§ **AIM**
Which lines in the material below contain the word "title"? Copy each of them.

**** RECORDS FOR THIS EXERCISE

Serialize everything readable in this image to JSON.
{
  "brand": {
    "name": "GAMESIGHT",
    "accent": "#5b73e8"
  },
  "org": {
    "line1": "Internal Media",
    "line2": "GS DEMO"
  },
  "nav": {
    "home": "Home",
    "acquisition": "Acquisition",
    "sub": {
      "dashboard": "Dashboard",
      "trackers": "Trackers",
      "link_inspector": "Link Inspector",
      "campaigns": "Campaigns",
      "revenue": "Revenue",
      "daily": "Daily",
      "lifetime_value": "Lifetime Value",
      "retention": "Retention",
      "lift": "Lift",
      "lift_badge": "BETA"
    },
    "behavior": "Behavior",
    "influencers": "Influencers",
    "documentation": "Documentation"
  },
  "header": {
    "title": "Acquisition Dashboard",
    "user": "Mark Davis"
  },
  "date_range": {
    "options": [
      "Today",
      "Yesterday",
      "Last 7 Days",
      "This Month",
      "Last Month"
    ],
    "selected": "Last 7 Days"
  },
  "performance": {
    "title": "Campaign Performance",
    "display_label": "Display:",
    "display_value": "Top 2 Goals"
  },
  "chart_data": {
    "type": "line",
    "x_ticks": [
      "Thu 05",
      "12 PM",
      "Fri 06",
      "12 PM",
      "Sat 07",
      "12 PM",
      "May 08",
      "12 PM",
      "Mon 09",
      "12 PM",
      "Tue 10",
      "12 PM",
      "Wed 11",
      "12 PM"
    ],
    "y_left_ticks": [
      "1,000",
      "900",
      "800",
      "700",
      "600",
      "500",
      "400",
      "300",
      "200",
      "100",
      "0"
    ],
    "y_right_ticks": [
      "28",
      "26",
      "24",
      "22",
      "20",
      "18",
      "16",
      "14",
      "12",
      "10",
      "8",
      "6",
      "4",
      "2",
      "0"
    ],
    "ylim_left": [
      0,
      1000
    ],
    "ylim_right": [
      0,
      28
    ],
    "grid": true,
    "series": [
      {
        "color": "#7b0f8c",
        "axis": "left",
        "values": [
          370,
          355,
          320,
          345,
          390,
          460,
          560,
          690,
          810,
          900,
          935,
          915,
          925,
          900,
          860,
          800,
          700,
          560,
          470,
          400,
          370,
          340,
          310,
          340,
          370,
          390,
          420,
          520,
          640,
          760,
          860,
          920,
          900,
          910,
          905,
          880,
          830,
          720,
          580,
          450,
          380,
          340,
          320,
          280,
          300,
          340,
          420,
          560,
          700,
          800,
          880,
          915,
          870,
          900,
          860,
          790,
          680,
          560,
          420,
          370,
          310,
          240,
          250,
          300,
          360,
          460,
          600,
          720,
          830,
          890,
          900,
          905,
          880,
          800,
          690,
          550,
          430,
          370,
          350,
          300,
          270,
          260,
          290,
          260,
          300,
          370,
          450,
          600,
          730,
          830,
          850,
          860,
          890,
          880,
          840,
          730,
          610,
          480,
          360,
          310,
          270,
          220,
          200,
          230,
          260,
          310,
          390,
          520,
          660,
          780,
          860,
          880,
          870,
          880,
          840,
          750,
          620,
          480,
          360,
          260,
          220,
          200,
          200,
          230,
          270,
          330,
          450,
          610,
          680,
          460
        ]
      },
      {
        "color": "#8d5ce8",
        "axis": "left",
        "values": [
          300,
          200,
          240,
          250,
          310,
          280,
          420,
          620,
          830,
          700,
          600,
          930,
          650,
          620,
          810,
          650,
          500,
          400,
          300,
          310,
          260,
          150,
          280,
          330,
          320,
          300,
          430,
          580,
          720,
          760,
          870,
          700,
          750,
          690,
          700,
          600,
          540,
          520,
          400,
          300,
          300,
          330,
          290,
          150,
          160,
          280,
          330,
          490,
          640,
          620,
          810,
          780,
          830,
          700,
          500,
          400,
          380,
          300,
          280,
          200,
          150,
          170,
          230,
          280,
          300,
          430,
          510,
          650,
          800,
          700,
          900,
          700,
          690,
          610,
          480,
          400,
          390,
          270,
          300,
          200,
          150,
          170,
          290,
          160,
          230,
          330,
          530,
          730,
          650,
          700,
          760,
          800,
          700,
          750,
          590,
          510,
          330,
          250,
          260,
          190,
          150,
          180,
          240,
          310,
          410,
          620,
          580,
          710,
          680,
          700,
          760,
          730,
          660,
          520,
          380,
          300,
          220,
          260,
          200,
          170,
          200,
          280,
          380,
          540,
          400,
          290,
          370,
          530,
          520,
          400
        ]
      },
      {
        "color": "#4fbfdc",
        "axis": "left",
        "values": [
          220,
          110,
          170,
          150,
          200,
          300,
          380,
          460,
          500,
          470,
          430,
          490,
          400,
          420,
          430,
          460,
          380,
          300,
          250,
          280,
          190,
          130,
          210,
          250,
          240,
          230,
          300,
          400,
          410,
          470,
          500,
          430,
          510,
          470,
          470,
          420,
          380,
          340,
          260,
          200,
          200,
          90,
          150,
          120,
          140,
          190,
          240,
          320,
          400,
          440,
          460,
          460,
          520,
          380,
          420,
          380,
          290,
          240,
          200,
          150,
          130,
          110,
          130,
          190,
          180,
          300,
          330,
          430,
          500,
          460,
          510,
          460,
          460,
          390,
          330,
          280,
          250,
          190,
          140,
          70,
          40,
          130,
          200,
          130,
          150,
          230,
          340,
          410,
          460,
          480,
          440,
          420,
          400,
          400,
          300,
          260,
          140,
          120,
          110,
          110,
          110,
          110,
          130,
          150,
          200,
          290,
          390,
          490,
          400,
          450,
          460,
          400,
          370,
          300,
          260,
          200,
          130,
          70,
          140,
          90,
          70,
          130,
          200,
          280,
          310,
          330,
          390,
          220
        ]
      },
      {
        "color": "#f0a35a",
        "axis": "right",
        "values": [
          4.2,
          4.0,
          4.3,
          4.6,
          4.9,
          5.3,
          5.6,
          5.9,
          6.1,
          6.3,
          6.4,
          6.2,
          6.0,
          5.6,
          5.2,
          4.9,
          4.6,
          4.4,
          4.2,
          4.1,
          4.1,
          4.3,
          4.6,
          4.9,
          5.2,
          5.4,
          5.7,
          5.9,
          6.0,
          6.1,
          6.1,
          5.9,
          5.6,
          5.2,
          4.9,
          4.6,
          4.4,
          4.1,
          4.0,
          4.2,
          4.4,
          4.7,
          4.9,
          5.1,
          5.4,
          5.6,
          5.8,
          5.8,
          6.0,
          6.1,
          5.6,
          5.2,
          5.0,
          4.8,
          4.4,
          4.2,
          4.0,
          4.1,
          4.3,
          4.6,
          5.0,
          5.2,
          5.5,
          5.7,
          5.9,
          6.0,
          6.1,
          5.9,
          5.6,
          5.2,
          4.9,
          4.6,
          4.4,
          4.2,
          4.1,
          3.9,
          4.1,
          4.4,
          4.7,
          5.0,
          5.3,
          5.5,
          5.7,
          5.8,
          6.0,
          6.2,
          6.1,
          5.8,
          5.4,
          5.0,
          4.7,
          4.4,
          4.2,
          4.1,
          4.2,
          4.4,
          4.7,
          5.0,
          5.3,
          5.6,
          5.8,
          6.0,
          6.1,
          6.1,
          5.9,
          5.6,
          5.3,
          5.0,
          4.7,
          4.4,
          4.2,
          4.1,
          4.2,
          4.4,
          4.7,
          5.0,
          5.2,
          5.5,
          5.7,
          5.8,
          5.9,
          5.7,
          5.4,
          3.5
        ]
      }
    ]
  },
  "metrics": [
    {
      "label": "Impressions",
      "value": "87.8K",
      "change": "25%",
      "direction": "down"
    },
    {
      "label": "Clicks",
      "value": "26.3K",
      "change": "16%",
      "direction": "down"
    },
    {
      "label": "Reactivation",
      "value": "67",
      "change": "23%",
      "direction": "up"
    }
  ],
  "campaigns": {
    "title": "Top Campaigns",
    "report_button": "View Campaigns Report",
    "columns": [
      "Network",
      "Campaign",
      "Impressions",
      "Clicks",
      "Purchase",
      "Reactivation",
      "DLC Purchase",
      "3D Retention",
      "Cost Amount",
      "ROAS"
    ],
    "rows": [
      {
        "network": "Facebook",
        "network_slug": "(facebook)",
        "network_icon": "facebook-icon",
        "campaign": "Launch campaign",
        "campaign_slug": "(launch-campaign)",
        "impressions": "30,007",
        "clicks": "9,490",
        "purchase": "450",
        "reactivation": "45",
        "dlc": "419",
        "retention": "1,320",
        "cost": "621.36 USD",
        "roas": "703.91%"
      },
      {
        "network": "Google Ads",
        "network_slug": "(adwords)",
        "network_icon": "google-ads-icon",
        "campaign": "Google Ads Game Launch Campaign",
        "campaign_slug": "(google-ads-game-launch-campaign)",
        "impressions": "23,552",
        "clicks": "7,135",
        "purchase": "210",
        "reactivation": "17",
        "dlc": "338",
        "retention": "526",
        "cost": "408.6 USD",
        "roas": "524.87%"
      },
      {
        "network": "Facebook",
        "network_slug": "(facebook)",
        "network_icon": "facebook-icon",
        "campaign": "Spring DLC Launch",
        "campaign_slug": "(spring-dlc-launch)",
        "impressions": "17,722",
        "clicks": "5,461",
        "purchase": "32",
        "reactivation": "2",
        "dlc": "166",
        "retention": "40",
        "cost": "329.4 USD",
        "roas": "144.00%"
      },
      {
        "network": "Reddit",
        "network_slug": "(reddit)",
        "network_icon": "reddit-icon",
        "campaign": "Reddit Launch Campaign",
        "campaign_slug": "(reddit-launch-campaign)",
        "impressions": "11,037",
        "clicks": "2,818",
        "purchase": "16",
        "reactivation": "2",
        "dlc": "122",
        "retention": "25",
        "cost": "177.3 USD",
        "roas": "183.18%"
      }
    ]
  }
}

********

§ **RESPONSE FOR THIS EXERCISE**
    "title": "Acquisition Dashboard",
    "title": "Campaign Performance",
    "title": "Top Campaigns",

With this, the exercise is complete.